[WRITTEN TASK]:
From the listing that follows, extract every line and set it down unaltered.

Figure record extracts

+++

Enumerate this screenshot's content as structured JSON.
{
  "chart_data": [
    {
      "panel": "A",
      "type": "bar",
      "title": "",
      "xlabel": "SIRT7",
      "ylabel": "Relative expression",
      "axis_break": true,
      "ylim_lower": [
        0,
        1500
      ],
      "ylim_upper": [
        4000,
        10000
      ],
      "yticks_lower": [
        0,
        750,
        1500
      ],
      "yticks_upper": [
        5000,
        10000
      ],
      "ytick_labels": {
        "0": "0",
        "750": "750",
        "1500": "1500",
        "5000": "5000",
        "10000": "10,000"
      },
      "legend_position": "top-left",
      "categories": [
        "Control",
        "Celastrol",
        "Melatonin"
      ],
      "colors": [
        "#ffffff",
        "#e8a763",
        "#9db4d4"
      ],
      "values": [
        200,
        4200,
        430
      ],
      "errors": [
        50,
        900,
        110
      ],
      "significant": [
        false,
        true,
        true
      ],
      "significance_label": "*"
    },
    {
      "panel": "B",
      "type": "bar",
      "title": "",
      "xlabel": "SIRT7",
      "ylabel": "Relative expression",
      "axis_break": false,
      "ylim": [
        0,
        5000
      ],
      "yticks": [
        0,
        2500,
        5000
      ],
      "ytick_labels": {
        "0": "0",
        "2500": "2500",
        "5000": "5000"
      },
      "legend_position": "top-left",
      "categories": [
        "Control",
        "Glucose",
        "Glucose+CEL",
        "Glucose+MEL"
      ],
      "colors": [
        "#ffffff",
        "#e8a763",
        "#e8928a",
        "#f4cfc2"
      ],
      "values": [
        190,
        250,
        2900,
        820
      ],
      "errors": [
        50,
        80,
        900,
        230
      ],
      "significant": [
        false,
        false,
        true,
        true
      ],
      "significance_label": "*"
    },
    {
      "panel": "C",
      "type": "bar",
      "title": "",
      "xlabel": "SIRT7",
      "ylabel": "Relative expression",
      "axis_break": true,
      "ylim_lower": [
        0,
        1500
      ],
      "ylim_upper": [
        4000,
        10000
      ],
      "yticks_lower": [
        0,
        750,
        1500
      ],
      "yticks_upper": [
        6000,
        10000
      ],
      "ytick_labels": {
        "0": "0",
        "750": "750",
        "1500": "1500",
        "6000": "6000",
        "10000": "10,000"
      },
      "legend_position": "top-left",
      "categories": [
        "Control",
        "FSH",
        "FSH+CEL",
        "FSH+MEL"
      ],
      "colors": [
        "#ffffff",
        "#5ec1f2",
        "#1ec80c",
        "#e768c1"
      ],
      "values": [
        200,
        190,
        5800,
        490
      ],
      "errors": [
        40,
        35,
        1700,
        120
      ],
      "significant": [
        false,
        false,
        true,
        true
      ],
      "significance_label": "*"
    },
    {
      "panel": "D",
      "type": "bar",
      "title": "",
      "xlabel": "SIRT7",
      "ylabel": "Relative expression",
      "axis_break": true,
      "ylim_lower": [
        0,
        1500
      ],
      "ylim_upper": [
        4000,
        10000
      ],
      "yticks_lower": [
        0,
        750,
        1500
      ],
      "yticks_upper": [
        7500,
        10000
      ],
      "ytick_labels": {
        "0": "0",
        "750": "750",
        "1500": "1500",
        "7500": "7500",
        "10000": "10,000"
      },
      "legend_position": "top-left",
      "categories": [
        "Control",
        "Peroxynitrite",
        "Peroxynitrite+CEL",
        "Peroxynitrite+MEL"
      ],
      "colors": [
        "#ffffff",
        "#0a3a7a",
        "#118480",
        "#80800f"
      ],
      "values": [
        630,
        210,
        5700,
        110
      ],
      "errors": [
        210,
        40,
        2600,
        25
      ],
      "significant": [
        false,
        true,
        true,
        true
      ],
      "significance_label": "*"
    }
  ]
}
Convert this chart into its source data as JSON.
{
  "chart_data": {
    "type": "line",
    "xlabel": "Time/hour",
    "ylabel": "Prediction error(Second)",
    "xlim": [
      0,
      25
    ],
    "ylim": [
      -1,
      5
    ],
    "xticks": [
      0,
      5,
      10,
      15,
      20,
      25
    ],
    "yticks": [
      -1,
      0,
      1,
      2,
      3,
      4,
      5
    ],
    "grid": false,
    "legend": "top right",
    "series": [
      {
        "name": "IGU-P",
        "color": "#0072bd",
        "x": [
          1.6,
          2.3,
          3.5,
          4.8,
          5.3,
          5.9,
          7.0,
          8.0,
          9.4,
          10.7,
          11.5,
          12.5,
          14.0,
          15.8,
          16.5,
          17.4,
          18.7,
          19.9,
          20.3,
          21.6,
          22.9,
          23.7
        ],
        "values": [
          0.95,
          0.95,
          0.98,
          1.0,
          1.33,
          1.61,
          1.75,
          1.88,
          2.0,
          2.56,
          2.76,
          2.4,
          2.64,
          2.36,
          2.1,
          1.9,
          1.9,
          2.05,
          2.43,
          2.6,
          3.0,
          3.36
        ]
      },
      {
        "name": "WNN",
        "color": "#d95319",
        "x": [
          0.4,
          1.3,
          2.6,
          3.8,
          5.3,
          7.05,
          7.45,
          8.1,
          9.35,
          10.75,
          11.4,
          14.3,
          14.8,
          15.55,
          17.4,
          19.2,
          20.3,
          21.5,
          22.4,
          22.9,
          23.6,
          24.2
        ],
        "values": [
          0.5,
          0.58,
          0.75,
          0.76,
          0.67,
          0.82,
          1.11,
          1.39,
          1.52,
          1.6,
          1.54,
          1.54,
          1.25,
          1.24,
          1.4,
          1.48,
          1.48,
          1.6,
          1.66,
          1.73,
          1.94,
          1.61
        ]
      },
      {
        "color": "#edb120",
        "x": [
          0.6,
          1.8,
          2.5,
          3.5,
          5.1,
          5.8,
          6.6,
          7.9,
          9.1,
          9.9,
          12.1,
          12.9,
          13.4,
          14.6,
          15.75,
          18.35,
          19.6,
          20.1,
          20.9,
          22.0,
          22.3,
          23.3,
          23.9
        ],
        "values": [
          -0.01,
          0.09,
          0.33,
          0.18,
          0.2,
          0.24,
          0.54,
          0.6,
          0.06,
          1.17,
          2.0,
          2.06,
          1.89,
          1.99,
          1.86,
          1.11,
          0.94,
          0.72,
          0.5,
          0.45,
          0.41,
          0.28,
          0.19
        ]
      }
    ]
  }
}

+++

[SOLUTION TO THIS EXERCISE]:
Enumerate this screenshot's content as structured JSON.
{
  "chart_data": [
    {
      "panel": "A",
      "type": "bar",
      "title": "",
      "xlabel": "SIRT7",
      "ylabel": "Relative expression",
      "axis_break": true,
      "ylim_lower": [
        0,
        1500
      ],
      "ylim_upper": [
        4000,
        10000
      ],
      "yticks_lower": [
        0,
        750,
        1500
      ],
      "yticks_upper": [
        5000,
        10000
      ],
      "ytick_labels": {
        "0": "0",
        "750": "750",
        "1500": "1500",
        "5000": "5000",
        "10000": "10,000"
      },
      "legend_position": "top-left",
      "categories": [
        "Control",
        "Celastrol",
        "Melatonin"
      ],
      "colors": [
        "#ffffff",
        "#e8a763",
        "#9db4d4"
      ],
      "values": [
        200,
        4200,
        430
      ],
      "errors": [
        50,
        900,
        110
      ],
      "significant": [
        false,
        true,
        true
      ],
      "significance_label": "*"
    },
    {
      "panel": "B",
      "type": "bar",
      "title": "",
      "xlabel": "SIRT7",
      "ylabel": "Relative expression",
      "axis_break": false,
      "ylim": [
        0,
        5000
      ],
      "yticks": [
        0,
        2500,
        5000
      ],
      "ytick_labels": {
        "0": "0",
        "2500": "2500",
        "5000": "5000"
      },
      "legend_position": "top-left",
      "categories": [
        "Control",
        "Glucose",
        "Glucose+CEL",
        "Glucose+MEL"
      ],
      "colors": [
        "#ffffff",
        "#e8a763",
        "#e8928a",
        "#f4cfc2"
      ],
      "values": [
        190,
        250,
        2900,
        820
      ],
      "errors": [
        50,
        80,
        900,
        230
      ],
      "significant": [
        false,
        false,
        true,
        true
      ],
      "significance_label": "*"
    },
    {
      "panel": "C",
      "type": "bar",
      "title": "",
      "xlabel": "SIRT7",
      "ylabel": "Relative expression",
      "axis_break": true,
      "ylim_lower": [
        0,
        1500
      ],
      "ylim_upper": [
        4000,
        10000
      ],
      "yticks_lower": [
        0,
        750,
        1500
      ],
      "yticks_upper": [
        6000,
        10000
      ],
      "ytick_labels": {
        "0": "0",
        "750": "750",
        "1500": "1500",
        "6000": "6000",
        "10000": "10,000"
      },
      "legend_position": "top-left",
      "categories": [
        "Control",
        "FSH",
        "FSH+CEL",
        "FSH+MEL"
      ],
      "colors": [
        "#ffffff",
        "#5ec1f2",
        "#1ec80c",
        "#e768c1"
      ],
      "values": [
        200,
        190,
        5800,
        490
      ],
      "errors": [
        40,
        35,
        1700,
        120
      ],
      "significant": [
        false,
        false,
        true,
        true
      ],
      "significance_label": "*"
    },
    {
      "panel": "D",
      "type": "bar",
      "title": "",
      "xlabel": "SIRT7",
      "ylabel": "Relative expression",
      "axis_break": true,
      "ylim_lower": [
        0,
        1500
      ],
      "ylim_upper": [
        4000,
        10000
      ],
      "yticks_lower": [
        0,
        750,
        1500
      ],
      "yticks_upper": [
        7500,
        10000
      ],
      "ytick_labels": {
        "0": "0",
        "750": "750",
        "1500": "1500",
        "7500": "7500",
        "10000": "10,000"
      },
      "legend_position": "top-left",
      "categories": [
        "Control",
        "Peroxynitrite",
        "Peroxynitrite+CEL",
        "Peroxynitrite+MEL"
      ],
      "colors": [
        "#ffffff",
        "#0a3a7a",
        "#118480",
        "#80800f"
      ],
      "values": [
        630,
        210,
        5700,
        110
      ],
      "errors": [
        210,
        40,
        2600,
        25
      ],
      "significant": [
        false,
        true,
        true,
        true
      ],
      "significance_label": "*"
    }
  ]
}
Convert this chart into its source data as JSON.
{
  "chart_data": {
    "type": "line",
    "xlabel": "Time/hour",
    "ylabel": "Prediction error(Second)",
    "xlim": [
      0,
      25
    ],
    "ylim": [
      -1,
      5
    ],
    "xticks": [
      0,
      5,
      10,
      15,
      20,
      25
    ],
    "yticks": [
      -1,
      0,
      1,
      2,
      3,
      4,
      5
    ],
    "grid": false,
    "legend": "top right",
    "series": [
      {
        "name": "IGU-P",
        "color": "#0072bd",
        "x": [
          1.6,
          2.3,
          3.5,
          4.8,
          5.3,
          5.9,
          7.0,
          8.0,
          9.4,
          10.7,
          11.5,
          12.5,
          14.0,
          15.8,
          16.5,
          17.4,
          18.7,
          19.9,
          20.3,
          21.6,
          22.9,
          23.7
        ],
        "values": [
          0.95,
          0.95,
          0.98,
          1.0,
          1.33,
          1.61,
          1.75,
          1.88,
          2.0,
          2.56,
          2.76,
          2.4,
          2.64,
          2.36,
          2.1,
          1.9,
          1.9,
          2.05,
          2.43,
          2.6,
          3.0,
          3.36
        ]
      },
      {
        "name": "WNN",
        "color": "#d95319",
        "x": [
          0.4,
          1.3,
          2.6,
          3.8,
          5.3,
          7.05,
          7.45,
          8.1,
          9.35,
          10.75,
          11.4,
          14.3,
          14.8,
          15.55,
          17.4,
          19.2,
          20.3,
          21.5,
          22.4,
          22.9,
          23.6,
          24.2
        ],
        "values": [
          0.5,
          0.58,
          0.75,
          0.76,
          0.67,
          0.82,
          1.11,
          1.39,
          1.52,
          1.6,
          1.54,
          1.54,
          1.25,
          1.24,
          1.4,
          1.48,
          1.48,
          1.6,
          1.66,
          1.73,
          1.94,
          1.61
        ]
      },
      {
        "color": "#edb120",
        "x": [
          0.6,
          1.8,
          2.5,
          3.5,
          5.1,
          5.8,
          6.6,
          7.9,
          9.1,
          9.9,
          12.1,
          12.9,
          13.4,
          14.6,
          15.75,
          18.35,
          19.6,
          20.1,
          20.9,
          22.0,
          22.3,
          23.3,
          23.9
        ],
        "values": [
          -0.01,
          0.09,
          0.33,
          0.18,
          0.2,
          0.24,
          0.54,
          0.6,
          0.06,
          1.17,
          2.0,
          2.06,
          1.89,
          1.99,
          1.86,
          1.11,
          0.94,
          0.72,
          0.5,
          0.45,
          0.41,
          0.28,
          0.19
        ]
      }
    ]
  }
}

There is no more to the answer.